--- begin Exercise input ---
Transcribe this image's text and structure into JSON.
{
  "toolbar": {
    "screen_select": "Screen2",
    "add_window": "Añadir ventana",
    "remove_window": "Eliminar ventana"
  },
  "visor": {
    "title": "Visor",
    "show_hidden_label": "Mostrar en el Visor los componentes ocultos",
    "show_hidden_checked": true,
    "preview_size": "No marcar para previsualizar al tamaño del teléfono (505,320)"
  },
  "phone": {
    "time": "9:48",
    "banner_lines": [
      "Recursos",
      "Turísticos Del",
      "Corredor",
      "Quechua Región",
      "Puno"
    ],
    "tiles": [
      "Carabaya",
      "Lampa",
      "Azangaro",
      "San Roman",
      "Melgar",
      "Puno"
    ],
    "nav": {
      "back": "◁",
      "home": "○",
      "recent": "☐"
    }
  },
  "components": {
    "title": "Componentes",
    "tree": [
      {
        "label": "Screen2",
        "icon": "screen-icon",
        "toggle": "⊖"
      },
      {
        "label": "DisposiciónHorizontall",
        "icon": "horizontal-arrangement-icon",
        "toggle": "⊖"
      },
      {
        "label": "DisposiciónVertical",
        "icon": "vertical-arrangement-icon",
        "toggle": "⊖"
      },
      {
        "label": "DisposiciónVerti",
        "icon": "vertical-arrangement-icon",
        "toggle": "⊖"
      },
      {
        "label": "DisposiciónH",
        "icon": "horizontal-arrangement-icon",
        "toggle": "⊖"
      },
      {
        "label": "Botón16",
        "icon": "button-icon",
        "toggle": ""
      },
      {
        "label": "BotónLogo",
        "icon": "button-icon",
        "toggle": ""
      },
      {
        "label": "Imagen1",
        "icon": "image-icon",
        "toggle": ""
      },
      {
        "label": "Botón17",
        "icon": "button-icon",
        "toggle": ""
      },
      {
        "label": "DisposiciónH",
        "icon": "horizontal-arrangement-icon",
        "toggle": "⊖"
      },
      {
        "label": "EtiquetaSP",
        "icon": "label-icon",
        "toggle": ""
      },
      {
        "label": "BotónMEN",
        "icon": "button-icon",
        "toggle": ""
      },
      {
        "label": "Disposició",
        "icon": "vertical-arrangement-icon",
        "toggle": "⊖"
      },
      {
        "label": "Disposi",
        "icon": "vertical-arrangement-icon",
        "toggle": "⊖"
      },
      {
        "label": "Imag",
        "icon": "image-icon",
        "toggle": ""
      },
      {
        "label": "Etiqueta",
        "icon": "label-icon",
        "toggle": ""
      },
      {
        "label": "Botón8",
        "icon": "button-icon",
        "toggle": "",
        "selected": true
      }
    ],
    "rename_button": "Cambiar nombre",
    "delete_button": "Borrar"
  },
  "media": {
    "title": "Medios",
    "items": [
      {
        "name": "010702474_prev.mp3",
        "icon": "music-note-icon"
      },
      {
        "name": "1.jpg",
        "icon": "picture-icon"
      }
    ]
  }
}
--- end Exercise input ---
Task instructions:
Go through the material above line by line and copy it exactly.

Answer to the problem:
Transcribe this image's text and structure into JSON.
{
  "toolbar": {
    "screen_select": "Screen2",
    "add_window": "Añadir ventana",
    "remove_window": "Eliminar ventana"
  },
  "visor": {
    "title": "Visor",
    "show_hidden_label": "Mostrar en el Visor los componentes ocultos",
    "show_hidden_checked": true,
    "preview_size": "No marcar para previsualizar al tamaño del teléfono (505,320)"
  },
  "phone": {
    "time": "9:48",
    "banner_lines": [
      "Recursos",
      "Turísticos Del",
      "Corredor",
      "Quechua Región",
      "Puno"
    ],
    "tiles": [
      "Carabaya",
      "Lampa",
      "Azangaro",
      "San Roman",
      "Melgar",
      "Puno"
    ],
    "nav": {
      "back": "◁",
      "home": "○",
      "recent": "☐"
    }
  },
  "components": {
    "title": "Componentes",
    "tree": [
      {
        "label": "Screen2",
        "icon": "screen-icon",
        "toggle": "⊖"
      },
      {
        "label": "DisposiciónHorizontall",
        "icon": "horizontal-arrangement-icon",
        "toggle": "⊖"
      },
      {
        "label": "DisposiciónVertical",
        "icon": "vertical-arrangement-icon",
        "toggle": "⊖"
      },
      {
        "label": "DisposiciónVerti",
        "icon": "vertical-arrangement-icon",
        "toggle": "⊖"
      },
      {
        "label": "DisposiciónH",
        "icon": "horizontal-arrangement-icon",
        "toggle": "⊖"
      },
      {
        "label": "Botón16",
        "icon": "button-icon",
        "toggle": ""
      },
      {
        "label": "BotónLogo",
        "icon": "button-icon",
        "toggle": ""
      },
      {
        "label": "Imagen1",
        "icon": "image-icon",
        "toggle": ""
      },
      {
        "label": "Botón17",
        "icon": "button-icon",
        "toggle": ""
      },
      {
        "label": "DisposiciónH",
        "icon": "horizontal-arrangement-icon",
        "toggle": "⊖"
      },
      {
        "label": "EtiquetaSP",
        "icon": "label-icon",
        "toggle": ""
      },
      {
        "label": "BotónMEN",
        "icon": "button-icon",
        "toggle": ""
      },
      {
        "label": "Disposició",
        "icon": "vertical-arrangement-icon",
        "toggle": "⊖"
      },
      {
        "label": "Disposi",
        "icon": "vertical-arrangement-icon",
        "toggle": "⊖"
      },
      {
        "label": "Imag",
        "icon": "image-icon",
        "toggle": ""
      },
      {
        "label": "Etiqueta",
        "icon": "label-icon",
        "toggle": ""
      },
      {
        "label": "Botón8",
        "icon": "button-icon",
        "toggle": "",
        "selected": true
      }
    ],
    "rename_button": "Cambiar nombre",
    "delete_button": "Borrar"
  },
  "media": {
    "title": "Medios",
    "items": [
      {
        "name": "010702474_prev.mp3",
        "icon": "music-note-icon"
      },
      {
        "name": "1.jpg",
        "icon": "picture-icon"
      }
    ]
  }
}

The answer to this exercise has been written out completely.